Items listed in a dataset
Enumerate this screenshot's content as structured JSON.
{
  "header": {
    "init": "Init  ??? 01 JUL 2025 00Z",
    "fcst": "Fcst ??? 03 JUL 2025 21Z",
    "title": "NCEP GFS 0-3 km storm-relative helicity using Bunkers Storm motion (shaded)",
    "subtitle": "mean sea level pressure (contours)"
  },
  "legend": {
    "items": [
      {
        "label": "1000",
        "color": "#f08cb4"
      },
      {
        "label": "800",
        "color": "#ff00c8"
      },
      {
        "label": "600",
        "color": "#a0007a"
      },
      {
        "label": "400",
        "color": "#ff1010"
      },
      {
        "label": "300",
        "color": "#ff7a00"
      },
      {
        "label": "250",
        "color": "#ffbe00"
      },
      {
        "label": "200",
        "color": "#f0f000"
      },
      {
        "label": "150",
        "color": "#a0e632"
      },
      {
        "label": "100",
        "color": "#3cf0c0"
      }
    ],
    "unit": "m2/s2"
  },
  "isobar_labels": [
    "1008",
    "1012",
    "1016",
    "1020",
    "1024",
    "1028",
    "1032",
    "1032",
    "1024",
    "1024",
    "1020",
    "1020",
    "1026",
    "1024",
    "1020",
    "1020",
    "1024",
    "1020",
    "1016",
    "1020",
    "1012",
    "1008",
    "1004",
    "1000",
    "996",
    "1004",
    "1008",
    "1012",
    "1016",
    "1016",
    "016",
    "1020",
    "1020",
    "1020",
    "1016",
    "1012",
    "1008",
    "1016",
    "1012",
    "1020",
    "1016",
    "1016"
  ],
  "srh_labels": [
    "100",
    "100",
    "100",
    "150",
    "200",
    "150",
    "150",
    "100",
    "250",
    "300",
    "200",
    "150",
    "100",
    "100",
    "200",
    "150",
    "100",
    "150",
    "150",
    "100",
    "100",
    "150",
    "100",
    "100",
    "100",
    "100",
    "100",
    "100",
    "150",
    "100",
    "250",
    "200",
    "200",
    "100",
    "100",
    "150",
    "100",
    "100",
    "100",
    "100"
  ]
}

Problem statement: Read through the entries and copy every line that includes "color".

Exercise answer:
        "color": "#f08cb4"
        "color": "#ff00c8"
        "color": "#a0007a"
        "color": "#ff1010"
        "color": "#ff7a00"
        "color": "#ffbe00"
        "color": "#f0f000"
        "color": "#a0e632"
        "color": "#3cf0c0"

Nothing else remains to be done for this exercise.